**YOUR TASK**
Return each line containing the string "this".

**ENTRIES SHOWN**
• • • • • • •

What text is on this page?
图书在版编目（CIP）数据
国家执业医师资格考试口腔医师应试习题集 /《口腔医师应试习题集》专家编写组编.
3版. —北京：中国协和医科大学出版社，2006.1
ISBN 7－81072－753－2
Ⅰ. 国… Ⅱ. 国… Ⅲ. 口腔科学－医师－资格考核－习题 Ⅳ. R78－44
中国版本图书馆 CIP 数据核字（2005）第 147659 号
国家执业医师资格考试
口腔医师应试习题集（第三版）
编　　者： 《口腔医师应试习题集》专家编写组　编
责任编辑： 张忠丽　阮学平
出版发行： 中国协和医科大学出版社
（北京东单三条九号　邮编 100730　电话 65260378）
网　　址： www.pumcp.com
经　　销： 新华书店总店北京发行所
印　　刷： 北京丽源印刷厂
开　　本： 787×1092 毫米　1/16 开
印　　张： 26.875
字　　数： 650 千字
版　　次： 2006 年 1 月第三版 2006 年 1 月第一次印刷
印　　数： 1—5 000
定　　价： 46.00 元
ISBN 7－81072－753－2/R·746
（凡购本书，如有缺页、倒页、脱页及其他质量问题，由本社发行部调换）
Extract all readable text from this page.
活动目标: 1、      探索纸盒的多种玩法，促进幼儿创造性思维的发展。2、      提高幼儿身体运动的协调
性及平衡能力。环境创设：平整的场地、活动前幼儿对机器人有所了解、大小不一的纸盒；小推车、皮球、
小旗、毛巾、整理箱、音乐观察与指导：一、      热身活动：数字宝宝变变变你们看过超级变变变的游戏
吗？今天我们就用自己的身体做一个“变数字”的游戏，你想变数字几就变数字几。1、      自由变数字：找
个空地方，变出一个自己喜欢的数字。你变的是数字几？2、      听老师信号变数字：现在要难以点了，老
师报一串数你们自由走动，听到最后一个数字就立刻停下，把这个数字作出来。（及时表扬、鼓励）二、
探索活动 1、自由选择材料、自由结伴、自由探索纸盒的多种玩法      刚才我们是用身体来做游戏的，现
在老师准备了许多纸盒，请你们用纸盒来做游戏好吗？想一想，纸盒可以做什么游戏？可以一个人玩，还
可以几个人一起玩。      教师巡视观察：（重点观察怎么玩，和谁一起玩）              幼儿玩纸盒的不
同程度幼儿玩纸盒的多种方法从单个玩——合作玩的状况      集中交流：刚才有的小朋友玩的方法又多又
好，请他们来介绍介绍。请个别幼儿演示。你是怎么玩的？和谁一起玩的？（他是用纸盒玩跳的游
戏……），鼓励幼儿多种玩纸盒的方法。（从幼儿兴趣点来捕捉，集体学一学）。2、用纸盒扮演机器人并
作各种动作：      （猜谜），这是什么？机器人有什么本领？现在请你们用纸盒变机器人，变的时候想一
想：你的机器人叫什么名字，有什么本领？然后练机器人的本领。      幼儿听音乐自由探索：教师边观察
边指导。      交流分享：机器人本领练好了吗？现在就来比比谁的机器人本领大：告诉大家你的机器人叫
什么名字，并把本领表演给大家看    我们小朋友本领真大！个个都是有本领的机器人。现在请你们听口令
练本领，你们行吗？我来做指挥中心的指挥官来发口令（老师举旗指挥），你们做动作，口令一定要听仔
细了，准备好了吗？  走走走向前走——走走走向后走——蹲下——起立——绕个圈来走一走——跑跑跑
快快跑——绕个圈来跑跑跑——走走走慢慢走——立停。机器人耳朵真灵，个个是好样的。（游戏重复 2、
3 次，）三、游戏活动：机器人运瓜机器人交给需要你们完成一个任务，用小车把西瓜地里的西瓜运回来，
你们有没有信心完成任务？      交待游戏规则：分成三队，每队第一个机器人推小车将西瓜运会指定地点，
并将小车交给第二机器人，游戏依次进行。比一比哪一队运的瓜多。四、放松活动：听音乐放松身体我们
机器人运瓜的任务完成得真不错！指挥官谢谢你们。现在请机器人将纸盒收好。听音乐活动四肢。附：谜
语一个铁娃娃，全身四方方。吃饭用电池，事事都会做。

• • • • • • •

**COMPLETE ANSWER**
What text is on this page?
Extract all readable text from this page.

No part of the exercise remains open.